• **Information supplied**
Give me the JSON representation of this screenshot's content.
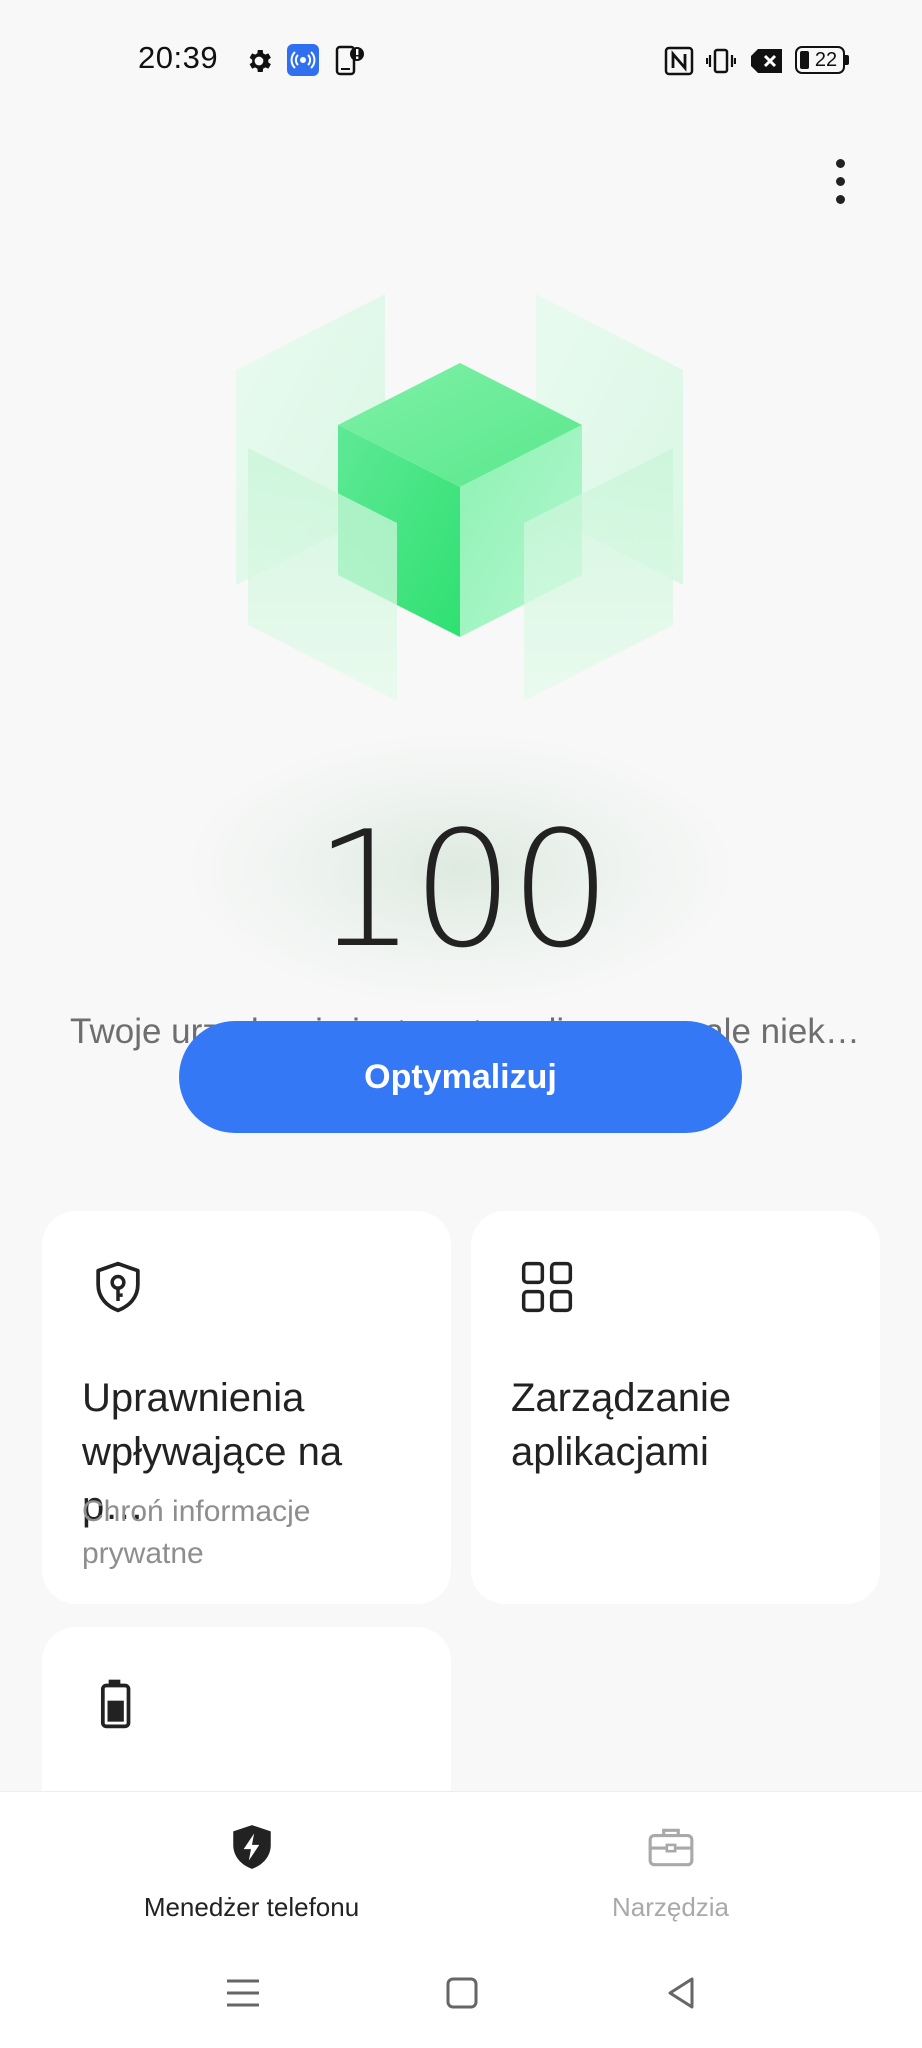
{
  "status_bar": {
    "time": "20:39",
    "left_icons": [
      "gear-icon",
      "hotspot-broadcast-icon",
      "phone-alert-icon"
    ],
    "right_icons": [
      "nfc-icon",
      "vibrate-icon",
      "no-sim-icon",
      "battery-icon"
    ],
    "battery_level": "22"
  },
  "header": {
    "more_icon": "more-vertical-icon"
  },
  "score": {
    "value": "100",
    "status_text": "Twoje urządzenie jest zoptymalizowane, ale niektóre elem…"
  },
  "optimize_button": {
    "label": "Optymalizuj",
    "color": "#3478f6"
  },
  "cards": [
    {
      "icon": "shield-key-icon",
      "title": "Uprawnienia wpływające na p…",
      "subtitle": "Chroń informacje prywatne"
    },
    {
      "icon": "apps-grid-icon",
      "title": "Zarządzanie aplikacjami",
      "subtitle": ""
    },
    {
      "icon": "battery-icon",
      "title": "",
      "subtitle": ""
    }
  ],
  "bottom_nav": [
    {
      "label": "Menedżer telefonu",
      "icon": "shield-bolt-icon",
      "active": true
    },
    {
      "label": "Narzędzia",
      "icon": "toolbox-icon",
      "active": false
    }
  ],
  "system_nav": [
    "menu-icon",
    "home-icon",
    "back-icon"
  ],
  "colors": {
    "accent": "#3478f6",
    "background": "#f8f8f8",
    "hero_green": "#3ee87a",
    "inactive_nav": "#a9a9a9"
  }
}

• **Written instruction**
Leaving out the pictures, repeat the data above exactly.

• **Response for this exercise**
Give me the JSON representation of this screenshot's content.
{
  "status_bar": {
    "time": "20:39",
    "left_icons": [
      "gear-icon",
      "hotspot-broadcast-icon",
      "phone-alert-icon"
    ],
    "right_icons": [
      "nfc-icon",
      "vibrate-icon",
      "no-sim-icon",
      "battery-icon"
    ],
    "battery_level": "22"
  },
  "header": {
    "more_icon": "more-vertical-icon"
  },
  "score": {
    "value": "100",
    "status_text": "Twoje urządzenie jest zoptymalizowane, ale niektóre elem…"
  },
  "optimize_button": {
    "label": "Optymalizuj",
    "color": "#3478f6"
  },
  "cards": [
    {
      "icon": "shield-key-icon",
      "title": "Uprawnienia wpływające na p…",
      "subtitle": "Chroń informacje prywatne"
    },
    {
      "icon": "apps-grid-icon",
      "title": "Zarządzanie aplikacjami",
      "subtitle": ""
    },
    {
      "icon": "battery-icon",
      "title": "",
      "subtitle": ""
    }
  ],
  "bottom_nav": [
    {
      "label": "Menedżer telefonu",
      "icon": "shield-bolt-icon",
      "active": true
    },
    {
      "label": "Narzędzia",
      "icon": "toolbox-icon",
      "active": false
    }
  ],
  "system_nav": [
    "menu-icon",
    "home-icon",
    "back-icon"
  ],
  "colors": {
    "accent": "#3478f6",
    "background": "#f8f8f8",
    "hero_green": "#3ee87a",
    "inactive_nav": "#a9a9a9"
  }
}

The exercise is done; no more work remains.